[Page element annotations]
■ ■ ■

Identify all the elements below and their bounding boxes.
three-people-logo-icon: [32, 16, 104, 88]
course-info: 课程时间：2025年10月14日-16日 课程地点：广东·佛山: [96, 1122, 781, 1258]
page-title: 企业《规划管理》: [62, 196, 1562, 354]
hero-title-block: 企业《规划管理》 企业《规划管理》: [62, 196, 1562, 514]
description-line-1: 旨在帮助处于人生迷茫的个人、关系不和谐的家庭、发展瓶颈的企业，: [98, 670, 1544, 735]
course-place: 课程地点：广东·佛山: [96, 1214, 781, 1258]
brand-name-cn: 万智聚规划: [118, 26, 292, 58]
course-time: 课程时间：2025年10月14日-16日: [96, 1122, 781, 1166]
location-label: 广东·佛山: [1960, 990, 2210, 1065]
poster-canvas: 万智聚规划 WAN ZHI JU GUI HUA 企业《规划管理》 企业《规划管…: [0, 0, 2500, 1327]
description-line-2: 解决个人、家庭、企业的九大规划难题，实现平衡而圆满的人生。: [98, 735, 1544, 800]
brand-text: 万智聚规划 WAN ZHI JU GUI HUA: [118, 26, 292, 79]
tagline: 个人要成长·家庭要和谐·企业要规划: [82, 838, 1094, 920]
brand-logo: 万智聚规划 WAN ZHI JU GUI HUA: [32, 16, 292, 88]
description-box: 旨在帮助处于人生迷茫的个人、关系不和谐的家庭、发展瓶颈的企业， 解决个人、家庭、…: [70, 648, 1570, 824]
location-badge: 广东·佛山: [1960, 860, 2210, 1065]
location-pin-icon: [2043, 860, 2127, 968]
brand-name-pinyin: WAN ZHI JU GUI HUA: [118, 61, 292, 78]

■ ■ ■

#### [Task brief]
Swap "location" for "venue" throughout the rows above and write them all out again with nothing else changed.

#### [Task result]
Identify all the elements below and their bounding boxes.
three-people-logo-icon: [32, 16, 104, 88]
course-info: 课程时间：2025年10月14日-16日 课程地点：广东·佛山: [96, 1122, 781, 1258]
page-title: 企业《规划管理》: [62, 196, 1562, 354]
hero-title-block: 企业《规划管理》 企业《规划管理》: [62, 196, 1562, 514]
description-line-1: 旨在帮助处于人生迷茫的个人、关系不和谐的家庭、发展瓶颈的企业，: [98, 670, 1544, 735]
course-place: 课程地点：广东·佛山: [96, 1214, 781, 1258]
brand-name-cn: 万智聚规划: [118, 26, 292, 58]
course-time: 课程时间：2025年10月14日-16日: [96, 1122, 781, 1166]
venue-label: 广东·佛山: [1960, 990, 2210, 1065]
poster-canvas: 万智聚规划 WAN ZHI JU GUI HUA 企业《规划管理》 企业《规划管…: [0, 0, 2500, 1327]
description-line-2: 解决个人、家庭、企业的九大规划难题，实现平衡而圆满的人生。: [98, 735, 1544, 800]
brand-text: 万智聚规划 WAN ZHI JU GUI HUA: [118, 26, 292, 79]
tagline: 个人要成长·家庭要和谐·企业要规划: [82, 838, 1094, 920]
brand-logo: 万智聚规划 WAN ZHI JU GUI HUA: [32, 16, 292, 88]
description-box: 旨在帮助处于人生迷茫的个人、关系不和谐的家庭、发展瓶颈的企业， 解决个人、家庭、…: [70, 648, 1570, 824]
venue-badge: 广东·佛山: [1960, 860, 2210, 1065]
venue-pin-icon: [2043, 860, 2127, 968]
brand-name-pinyin: WAN ZHI JU GUI HUA: [118, 61, 292, 78]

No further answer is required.